* **Instructions for the task**: All of the data needs to be repeated exactly.

A run of records:
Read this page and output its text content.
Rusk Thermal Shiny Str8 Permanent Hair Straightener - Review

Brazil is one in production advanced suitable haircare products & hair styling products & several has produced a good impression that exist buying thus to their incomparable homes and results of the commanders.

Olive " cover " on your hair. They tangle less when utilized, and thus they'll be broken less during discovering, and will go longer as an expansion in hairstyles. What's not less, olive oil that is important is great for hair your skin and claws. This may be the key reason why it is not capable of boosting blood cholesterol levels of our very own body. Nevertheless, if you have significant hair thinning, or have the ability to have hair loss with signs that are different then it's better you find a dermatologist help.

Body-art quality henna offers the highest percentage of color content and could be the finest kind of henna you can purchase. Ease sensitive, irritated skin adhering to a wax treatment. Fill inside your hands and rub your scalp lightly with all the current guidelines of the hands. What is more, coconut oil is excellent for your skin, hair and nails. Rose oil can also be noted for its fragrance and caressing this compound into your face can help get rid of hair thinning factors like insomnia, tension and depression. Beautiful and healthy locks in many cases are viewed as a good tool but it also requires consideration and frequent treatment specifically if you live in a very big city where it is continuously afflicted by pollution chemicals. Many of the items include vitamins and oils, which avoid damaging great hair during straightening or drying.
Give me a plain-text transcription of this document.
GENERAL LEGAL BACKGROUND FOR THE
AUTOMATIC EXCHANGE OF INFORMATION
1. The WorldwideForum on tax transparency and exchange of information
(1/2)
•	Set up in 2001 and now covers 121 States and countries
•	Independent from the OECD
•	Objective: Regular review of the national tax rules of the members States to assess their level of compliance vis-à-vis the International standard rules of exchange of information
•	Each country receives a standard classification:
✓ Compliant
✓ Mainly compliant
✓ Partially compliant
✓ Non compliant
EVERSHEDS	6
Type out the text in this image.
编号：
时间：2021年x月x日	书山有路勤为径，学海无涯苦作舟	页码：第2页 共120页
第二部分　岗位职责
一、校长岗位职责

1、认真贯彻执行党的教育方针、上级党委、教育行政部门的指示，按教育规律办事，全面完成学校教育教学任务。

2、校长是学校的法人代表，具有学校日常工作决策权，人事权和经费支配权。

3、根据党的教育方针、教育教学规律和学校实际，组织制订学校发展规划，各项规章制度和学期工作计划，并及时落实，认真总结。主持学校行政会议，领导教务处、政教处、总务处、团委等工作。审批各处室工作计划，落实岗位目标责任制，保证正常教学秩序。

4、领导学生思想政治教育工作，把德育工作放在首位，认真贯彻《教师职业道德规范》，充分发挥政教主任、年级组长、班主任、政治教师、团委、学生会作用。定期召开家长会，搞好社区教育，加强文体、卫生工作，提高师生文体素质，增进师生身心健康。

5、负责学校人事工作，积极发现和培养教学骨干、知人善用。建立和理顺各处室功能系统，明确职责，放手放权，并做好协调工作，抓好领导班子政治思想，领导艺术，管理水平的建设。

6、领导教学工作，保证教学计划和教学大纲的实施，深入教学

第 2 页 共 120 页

* **Written solution**:
Read this page and output its text content.
Rusk Thermal Shiny Str8 Permanent Hair Straightener - Review

Brazil is one in production advanced suitable haircare products & hair styling products & several has produced a good impression that exist buying thus to their incomparable homes and results of the commanders.

Olive " cover " on your hair. They tangle less when utilized, and thus they'll be broken less during discovering, and will go longer as an expansion in hairstyles. What's not less, olive oil that is important is great for hair your skin and claws. This may be the key reason why it is not capable of boosting blood cholesterol levels of our very own body. Nevertheless, if you have significant hair thinning, or have the ability to have hair loss with signs that are different then it's better you find a dermatologist help.

Body-art quality henna offers the highest percentage of color content and could be the finest kind of henna you can purchase. Ease sensitive, irritated skin adhering to a wax treatment. Fill inside your hands and rub your scalp lightly with all the current guidelines of the hands. What is more, coconut oil is excellent for your skin, hair and nails. Rose oil can also be noted for its fragrance and caressing this compound into your face can help get rid of hair thinning factors like insomnia, tension and depression. Beautiful and healthy locks in many cases are viewed as a good tool but it also requires consideration and frequent treatment specifically if you live in a very big city where it is continuously afflicted by pollution chemicals. Many of the items include vitamins and oils, which avoid damaging great hair during straightening or drying.
Give me a plain-text transcription of this document.
GENERAL LEGAL BACKGROUND FOR THE
AUTOMATIC EXCHANGE OF INFORMATION
1. The WorldwideForum on tax transparency and exchange of information
(1/2)
•	Set up in 2001 and now covers 121 States and countries
•	Independent from the OECD
•	Objective: Regular review of the national tax rules of the members States to assess their level of compliance vis-à-vis the International standard rules of exchange of information
•	Each country receives a standard classification:
✓ Compliant
✓ Mainly compliant
✓ Partially compliant
✓ Non compliant
EVERSHEDS	6
Type out the text in this image.
编号：
时间：2021年x月x日	书山有路勤为径，学海无涯苦作舟	页码：第2页 共120页
第二部分　岗位职责
一、校长岗位职责

1、认真贯彻执行党的教育方针、上级党委、教育行政部门的指示，按教育规律办事，全面完成学校教育教学任务。

2、校长是学校的法人代表，具有学校日常工作决策权，人事权和经费支配权。

3、根据党的教育方针、教育教学规律和学校实际，组织制订学校发展规划，各项规章制度和学期工作计划，并及时落实，认真总结。主持学校行政会议，领导教务处、政教处、总务处、团委等工作。审批各处室工作计划，落实岗位目标责任制，保证正常教学秩序。

4、领导学生思想政治教育工作，把德育工作放在首位，认真贯彻《教师职业道德规范》，充分发挥政教主任、年级组长、班主任、政治教师、团委、学生会作用。定期召开家长会，搞好社区教育，加强文体、卫生工作，提高师生文体素质，增进师生身心健康。

5、负责学校人事工作，积极发现和培养教学骨干、知人善用。建立和理顺各处室功能系统，明确职责，放手放权，并做好协调工作，抓好领导班子政治思想，领导艺术，管理水平的建设。

6、领导教学工作，保证教学计划和教学大纲的实施，深入教学

第 2 页 共 120 页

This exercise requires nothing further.